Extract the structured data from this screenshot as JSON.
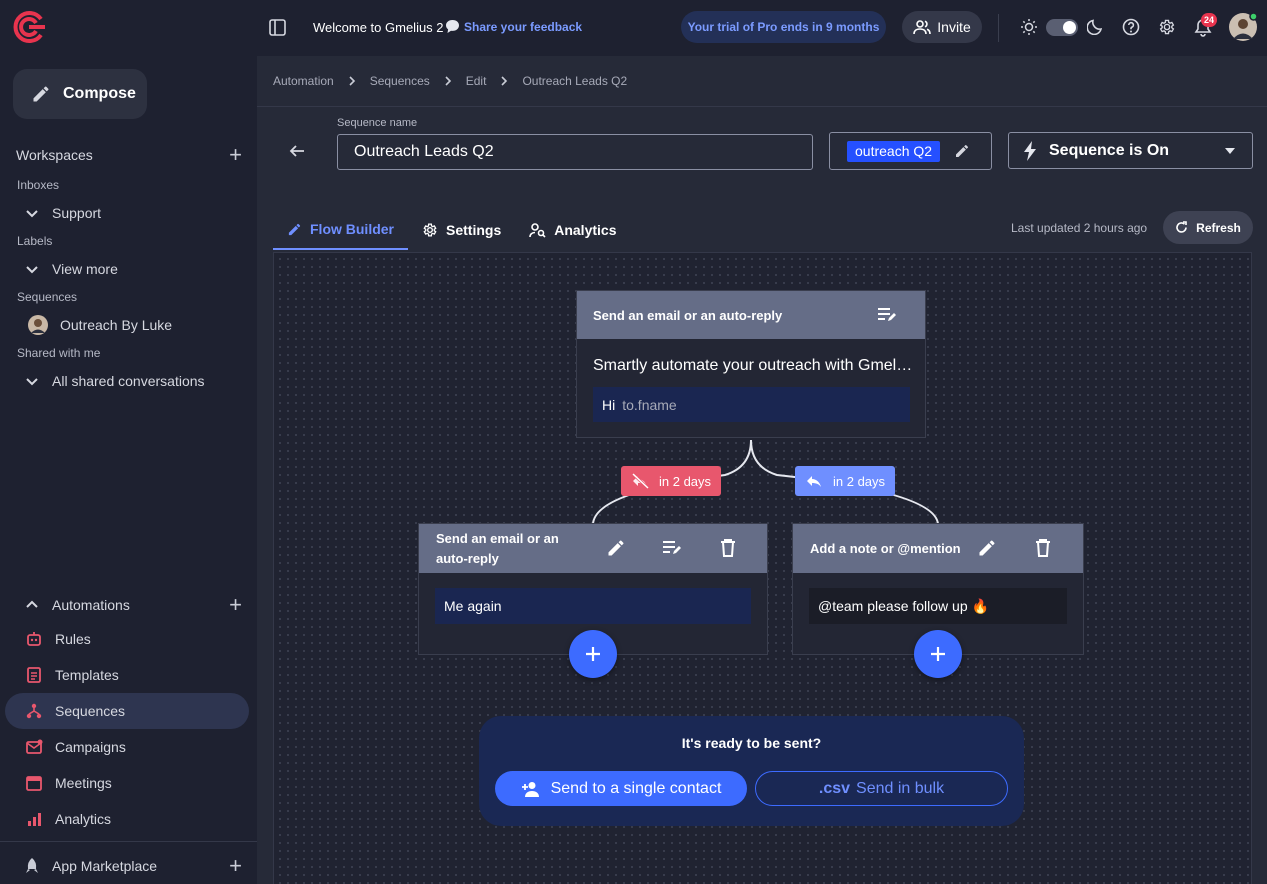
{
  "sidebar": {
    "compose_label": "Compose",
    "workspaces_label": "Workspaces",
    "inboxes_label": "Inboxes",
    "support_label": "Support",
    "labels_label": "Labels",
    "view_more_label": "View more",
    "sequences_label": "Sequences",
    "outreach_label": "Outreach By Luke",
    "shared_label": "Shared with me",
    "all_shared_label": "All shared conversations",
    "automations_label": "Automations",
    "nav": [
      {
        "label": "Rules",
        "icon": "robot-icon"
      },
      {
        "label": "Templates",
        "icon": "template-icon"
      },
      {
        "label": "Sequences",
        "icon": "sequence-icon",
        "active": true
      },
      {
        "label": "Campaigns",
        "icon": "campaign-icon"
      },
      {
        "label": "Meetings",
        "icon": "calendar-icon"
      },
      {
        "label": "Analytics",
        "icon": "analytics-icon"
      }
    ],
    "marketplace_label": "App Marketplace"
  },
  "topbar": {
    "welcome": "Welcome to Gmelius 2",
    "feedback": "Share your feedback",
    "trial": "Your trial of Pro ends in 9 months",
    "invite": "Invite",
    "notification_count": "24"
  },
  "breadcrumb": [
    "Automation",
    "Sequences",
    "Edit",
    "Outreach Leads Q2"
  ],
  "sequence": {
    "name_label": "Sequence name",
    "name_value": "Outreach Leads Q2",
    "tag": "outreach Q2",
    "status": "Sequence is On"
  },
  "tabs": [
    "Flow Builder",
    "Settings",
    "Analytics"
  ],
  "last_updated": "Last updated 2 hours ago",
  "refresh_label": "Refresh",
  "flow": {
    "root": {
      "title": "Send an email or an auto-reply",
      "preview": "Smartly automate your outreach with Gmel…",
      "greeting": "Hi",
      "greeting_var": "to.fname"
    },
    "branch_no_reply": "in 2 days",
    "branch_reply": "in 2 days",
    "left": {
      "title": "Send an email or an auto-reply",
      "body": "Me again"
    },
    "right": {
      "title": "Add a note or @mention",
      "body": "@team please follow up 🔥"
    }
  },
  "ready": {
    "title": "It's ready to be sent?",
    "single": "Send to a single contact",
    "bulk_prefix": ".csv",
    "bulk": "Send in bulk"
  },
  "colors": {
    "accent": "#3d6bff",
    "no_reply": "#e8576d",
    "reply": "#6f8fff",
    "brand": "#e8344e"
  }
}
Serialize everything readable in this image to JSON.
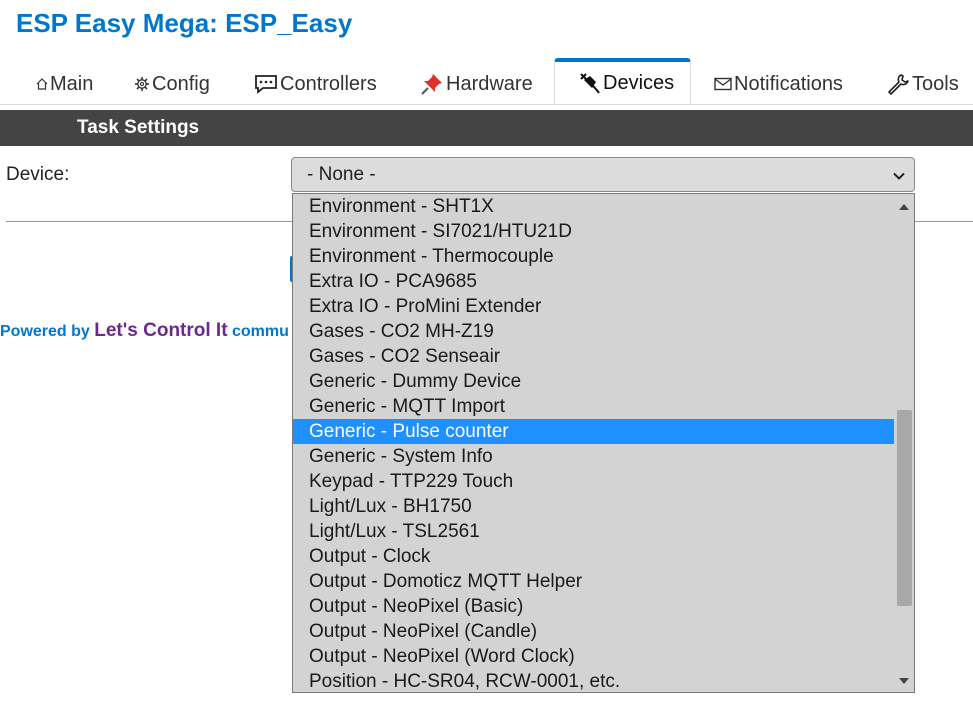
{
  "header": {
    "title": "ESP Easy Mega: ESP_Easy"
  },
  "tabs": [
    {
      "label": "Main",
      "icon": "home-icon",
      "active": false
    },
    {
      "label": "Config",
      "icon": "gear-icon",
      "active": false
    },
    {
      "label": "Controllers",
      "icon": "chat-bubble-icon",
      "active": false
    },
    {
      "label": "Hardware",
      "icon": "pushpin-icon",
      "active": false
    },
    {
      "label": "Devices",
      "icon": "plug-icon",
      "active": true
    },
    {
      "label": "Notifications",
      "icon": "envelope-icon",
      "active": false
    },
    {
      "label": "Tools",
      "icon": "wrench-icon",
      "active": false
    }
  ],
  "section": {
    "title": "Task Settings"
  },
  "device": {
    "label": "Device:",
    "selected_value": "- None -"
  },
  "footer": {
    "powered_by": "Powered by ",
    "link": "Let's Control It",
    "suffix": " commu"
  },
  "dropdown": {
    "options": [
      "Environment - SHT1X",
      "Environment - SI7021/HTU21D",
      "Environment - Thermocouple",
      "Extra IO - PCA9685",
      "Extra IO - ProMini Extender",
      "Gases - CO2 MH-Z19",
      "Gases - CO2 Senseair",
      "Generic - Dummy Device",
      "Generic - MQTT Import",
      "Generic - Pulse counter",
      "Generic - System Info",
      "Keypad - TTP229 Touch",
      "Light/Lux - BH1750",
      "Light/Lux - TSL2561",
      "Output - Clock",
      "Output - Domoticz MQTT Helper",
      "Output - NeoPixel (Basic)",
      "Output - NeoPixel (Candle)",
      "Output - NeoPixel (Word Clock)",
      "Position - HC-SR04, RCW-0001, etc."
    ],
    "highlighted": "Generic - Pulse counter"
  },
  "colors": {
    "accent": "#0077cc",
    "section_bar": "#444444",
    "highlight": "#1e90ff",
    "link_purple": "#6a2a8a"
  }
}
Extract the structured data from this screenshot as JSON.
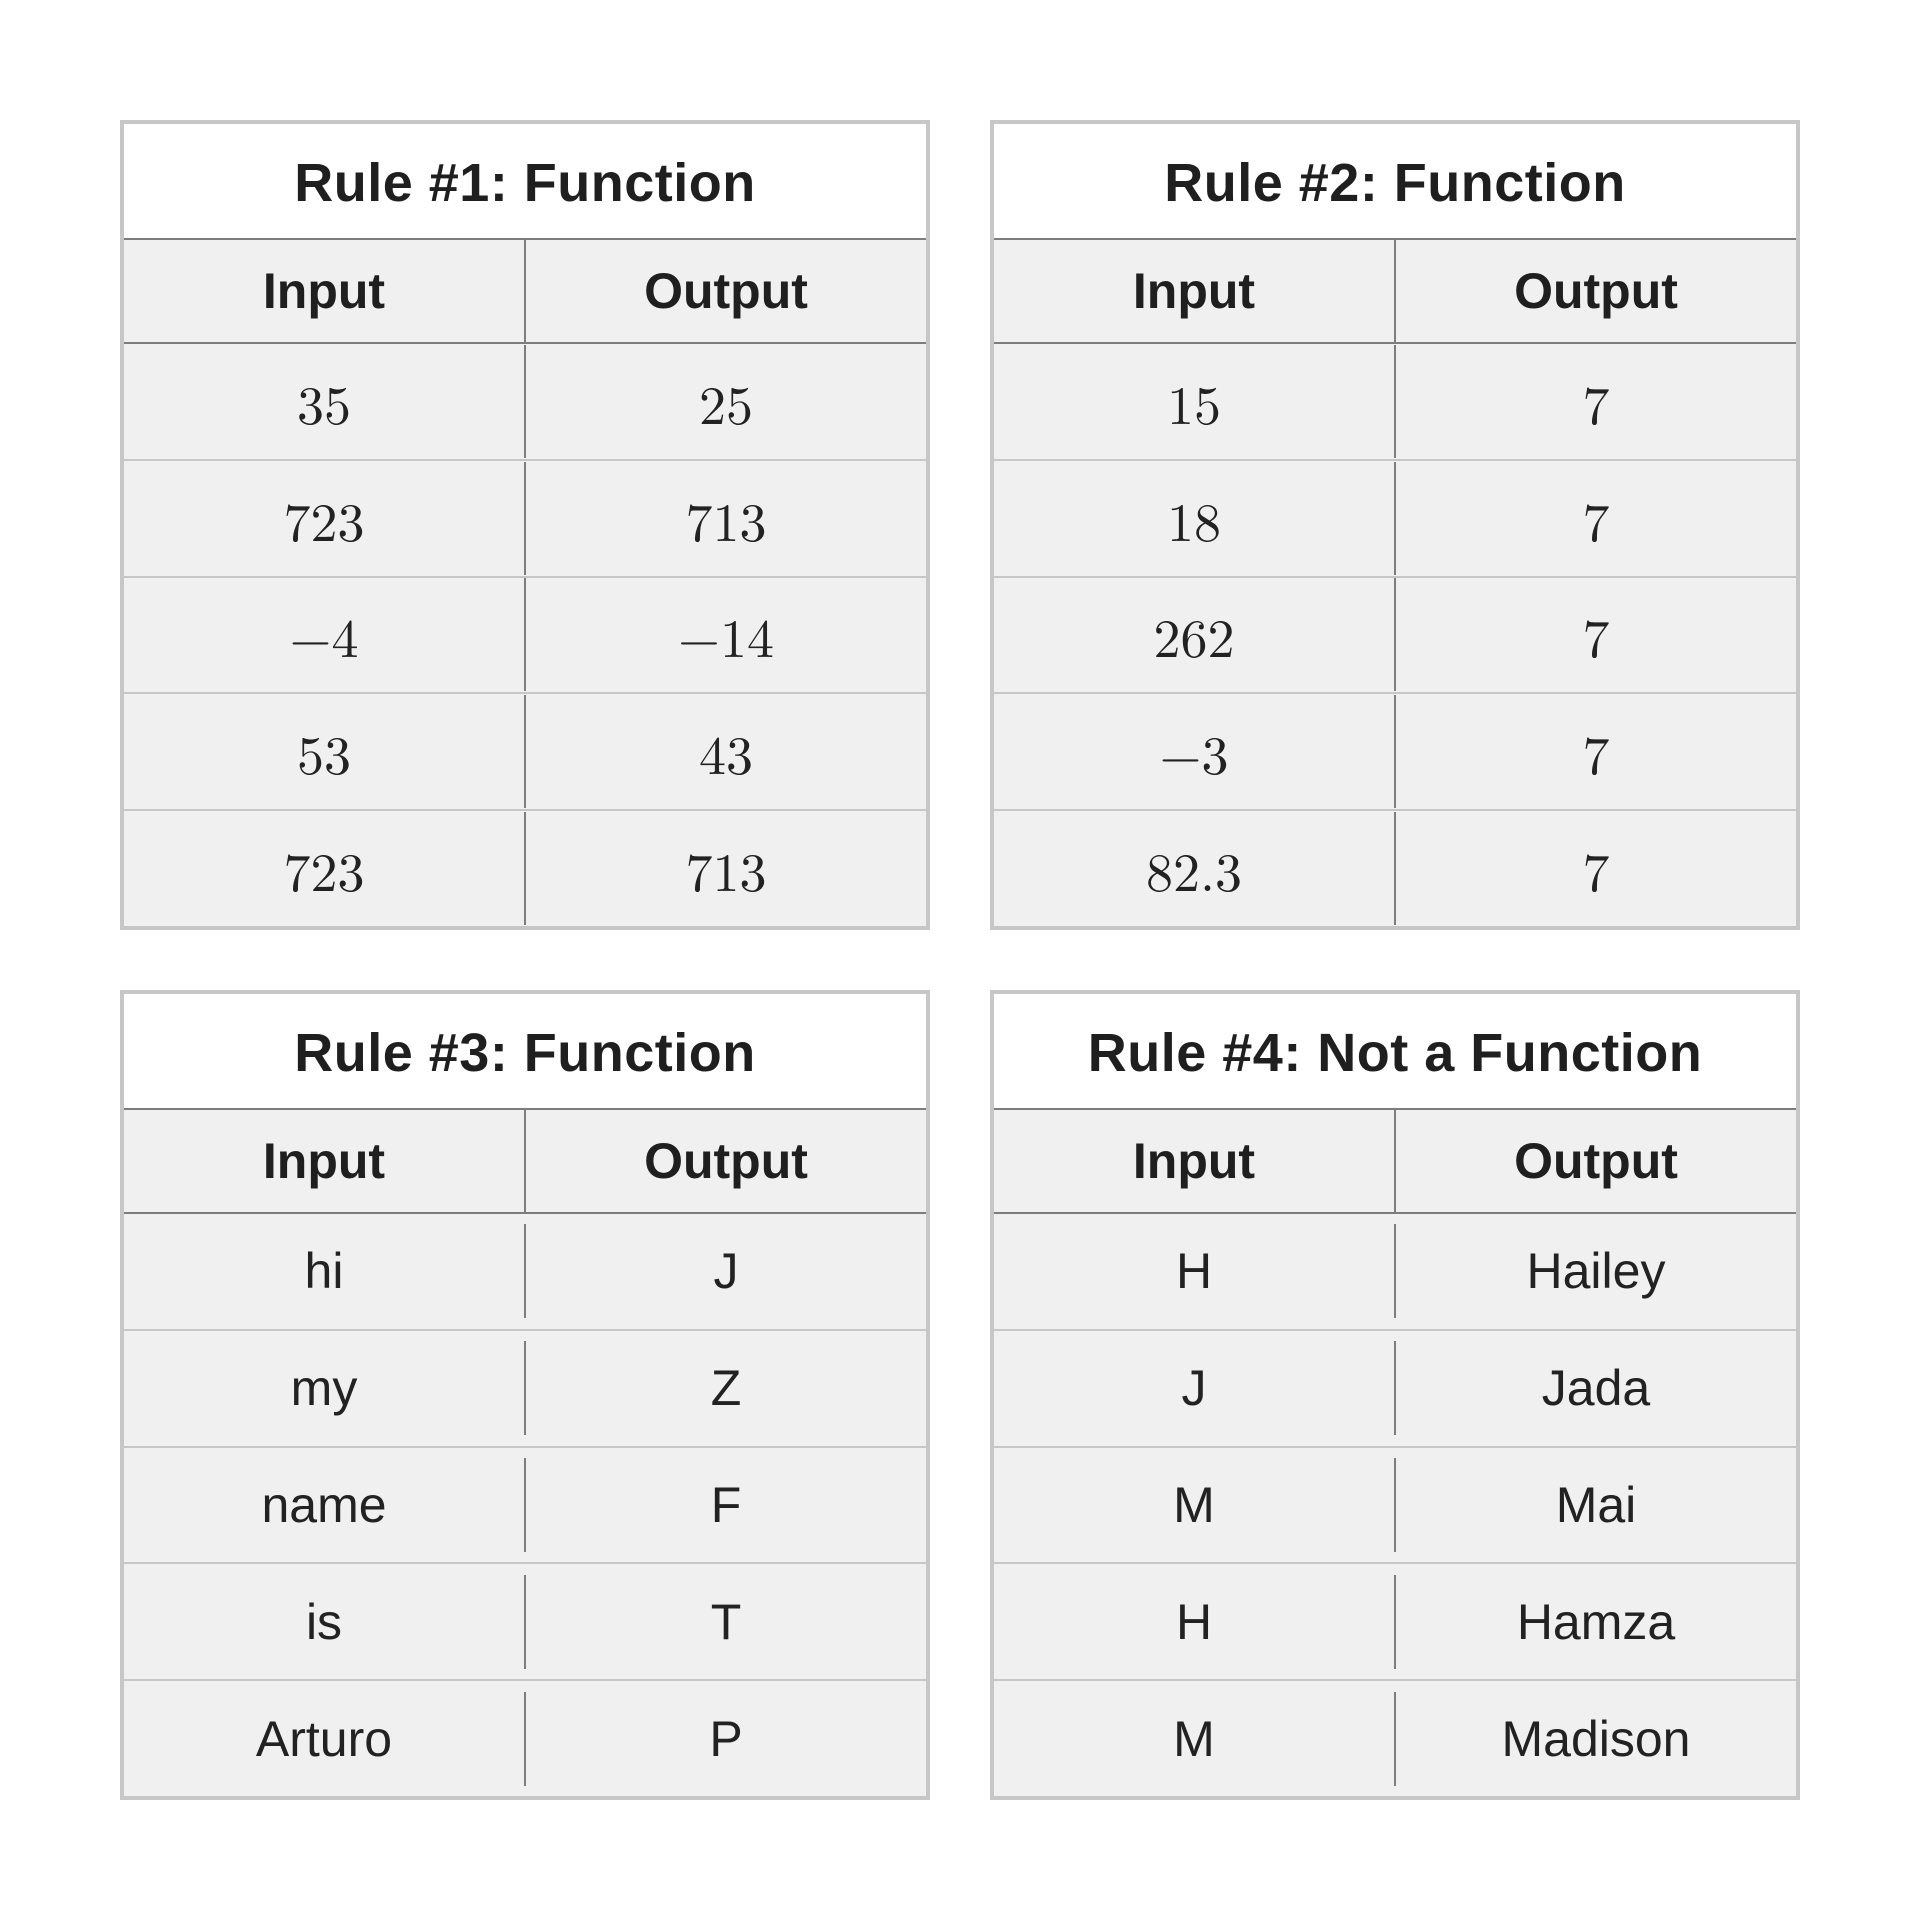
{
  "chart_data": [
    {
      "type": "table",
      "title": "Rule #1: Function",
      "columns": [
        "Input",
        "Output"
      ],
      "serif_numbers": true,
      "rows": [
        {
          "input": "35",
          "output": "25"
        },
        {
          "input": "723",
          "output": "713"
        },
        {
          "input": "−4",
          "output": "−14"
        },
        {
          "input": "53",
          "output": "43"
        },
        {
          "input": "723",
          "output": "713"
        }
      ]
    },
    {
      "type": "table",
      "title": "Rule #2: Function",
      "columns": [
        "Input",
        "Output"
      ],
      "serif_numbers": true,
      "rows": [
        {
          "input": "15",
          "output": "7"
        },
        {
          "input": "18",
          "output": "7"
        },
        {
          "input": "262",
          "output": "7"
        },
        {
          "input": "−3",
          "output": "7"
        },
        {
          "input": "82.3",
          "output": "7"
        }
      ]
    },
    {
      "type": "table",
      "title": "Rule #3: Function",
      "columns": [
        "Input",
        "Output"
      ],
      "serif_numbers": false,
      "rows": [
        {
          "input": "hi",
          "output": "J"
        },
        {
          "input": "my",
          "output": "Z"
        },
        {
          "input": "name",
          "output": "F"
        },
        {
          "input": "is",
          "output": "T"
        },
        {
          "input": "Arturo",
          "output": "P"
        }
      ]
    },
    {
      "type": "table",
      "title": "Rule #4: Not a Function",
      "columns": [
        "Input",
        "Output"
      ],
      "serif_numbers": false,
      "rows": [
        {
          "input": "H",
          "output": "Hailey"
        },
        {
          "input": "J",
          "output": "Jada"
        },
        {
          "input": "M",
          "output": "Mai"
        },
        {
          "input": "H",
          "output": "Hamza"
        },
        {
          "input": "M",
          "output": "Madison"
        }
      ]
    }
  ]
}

+ + + + + + +

Exercise instructions:
Report the number of lines above containing the word "true", with no other text.

Exercise response:
4